Collected data entries:
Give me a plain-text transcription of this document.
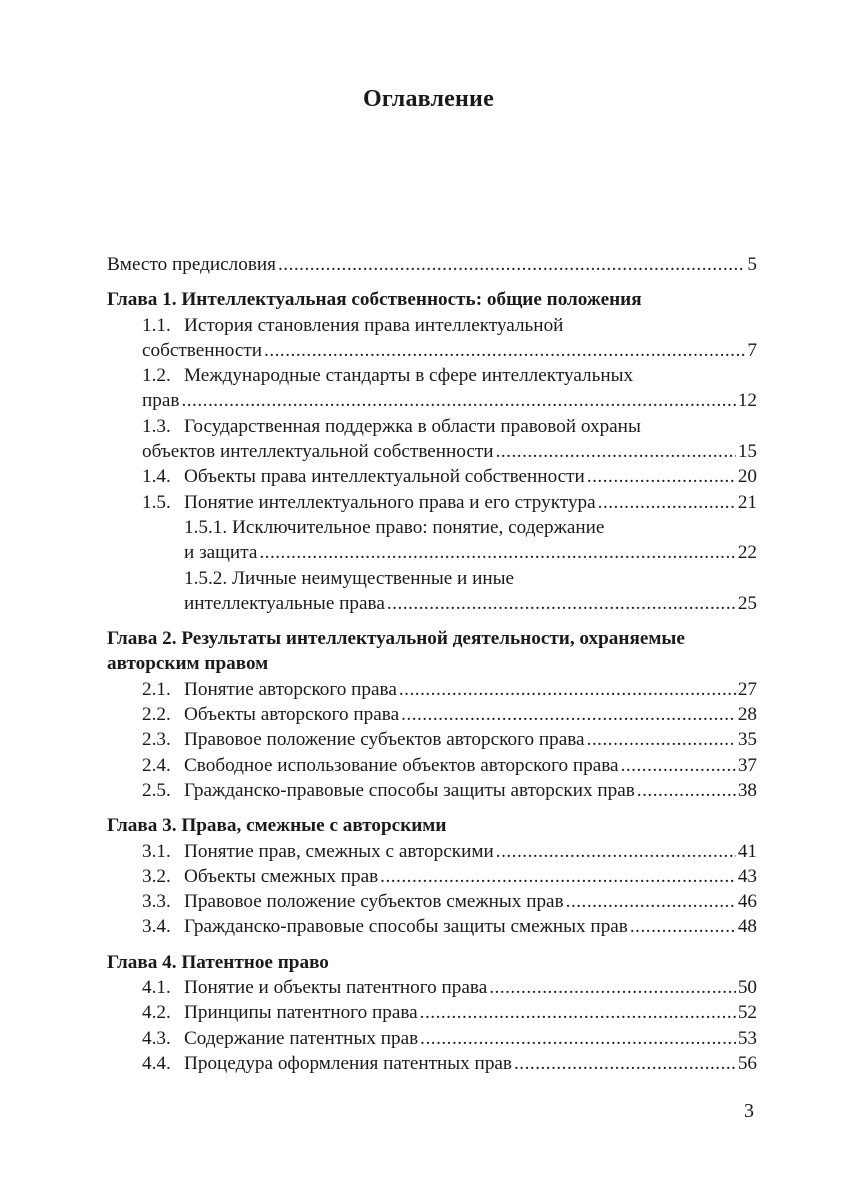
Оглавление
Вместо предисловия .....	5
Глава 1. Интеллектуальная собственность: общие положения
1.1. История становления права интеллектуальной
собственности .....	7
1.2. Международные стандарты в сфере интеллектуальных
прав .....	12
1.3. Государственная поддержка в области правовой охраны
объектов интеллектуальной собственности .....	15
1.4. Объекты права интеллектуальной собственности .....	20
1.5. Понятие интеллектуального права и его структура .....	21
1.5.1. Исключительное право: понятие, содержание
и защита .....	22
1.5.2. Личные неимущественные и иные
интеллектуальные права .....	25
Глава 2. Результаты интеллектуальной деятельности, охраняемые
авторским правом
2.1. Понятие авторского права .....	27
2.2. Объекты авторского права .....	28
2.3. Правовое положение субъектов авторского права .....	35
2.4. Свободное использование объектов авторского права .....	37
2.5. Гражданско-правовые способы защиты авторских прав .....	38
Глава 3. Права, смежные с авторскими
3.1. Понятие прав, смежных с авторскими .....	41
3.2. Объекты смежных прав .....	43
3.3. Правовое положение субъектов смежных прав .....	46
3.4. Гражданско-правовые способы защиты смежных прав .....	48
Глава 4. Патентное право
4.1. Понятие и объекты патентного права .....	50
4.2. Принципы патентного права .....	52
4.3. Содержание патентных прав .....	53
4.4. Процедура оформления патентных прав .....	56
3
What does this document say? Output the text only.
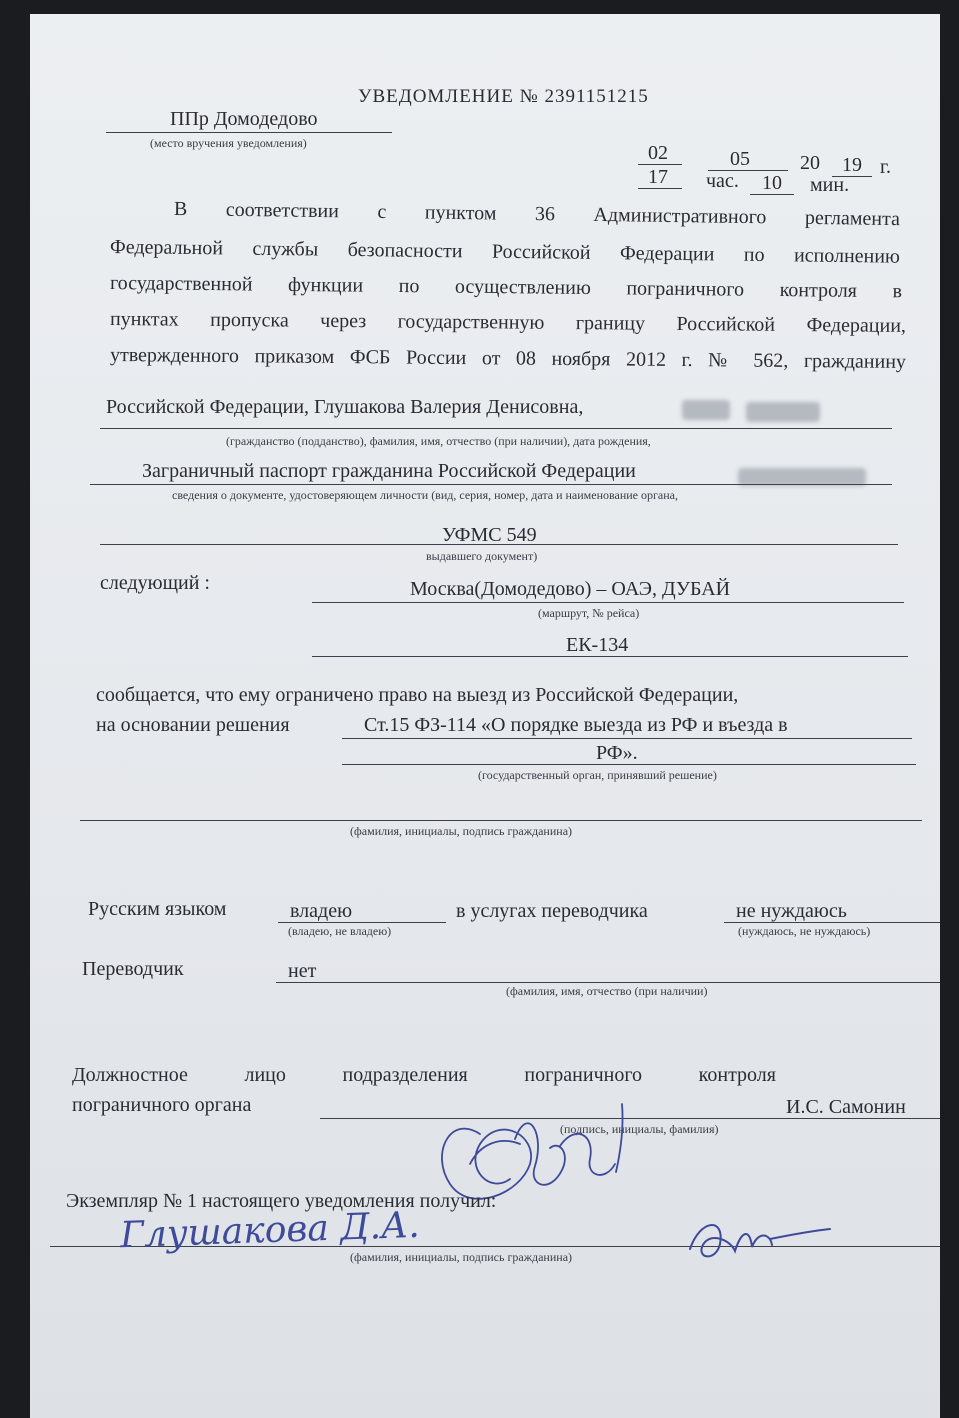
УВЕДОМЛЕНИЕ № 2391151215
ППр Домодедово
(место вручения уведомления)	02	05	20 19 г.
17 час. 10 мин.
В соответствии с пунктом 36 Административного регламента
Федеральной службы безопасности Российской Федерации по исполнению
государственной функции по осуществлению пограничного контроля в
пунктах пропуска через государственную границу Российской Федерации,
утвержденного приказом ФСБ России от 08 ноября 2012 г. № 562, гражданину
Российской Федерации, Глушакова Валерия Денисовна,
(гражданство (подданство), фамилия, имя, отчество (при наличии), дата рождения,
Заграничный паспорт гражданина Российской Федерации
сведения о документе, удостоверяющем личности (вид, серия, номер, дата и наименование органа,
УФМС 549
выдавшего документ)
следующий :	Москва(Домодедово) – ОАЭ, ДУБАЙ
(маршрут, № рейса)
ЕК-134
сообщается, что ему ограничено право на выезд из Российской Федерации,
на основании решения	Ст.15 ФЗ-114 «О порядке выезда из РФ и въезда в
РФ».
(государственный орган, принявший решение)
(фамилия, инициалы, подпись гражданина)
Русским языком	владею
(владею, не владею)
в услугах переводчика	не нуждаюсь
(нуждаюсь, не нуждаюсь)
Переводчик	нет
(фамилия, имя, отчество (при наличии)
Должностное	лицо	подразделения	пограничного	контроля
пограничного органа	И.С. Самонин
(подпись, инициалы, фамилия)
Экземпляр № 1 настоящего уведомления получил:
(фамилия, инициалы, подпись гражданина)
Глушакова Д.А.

## TASK OBJECTIVE
In the material above, find the lines that contain "патентных" and show them.

## RESULT OF THIS EXERCISE
4.3. Содержание патентных прав .....	53
4.4. Процедура оформления патентных прав .....	56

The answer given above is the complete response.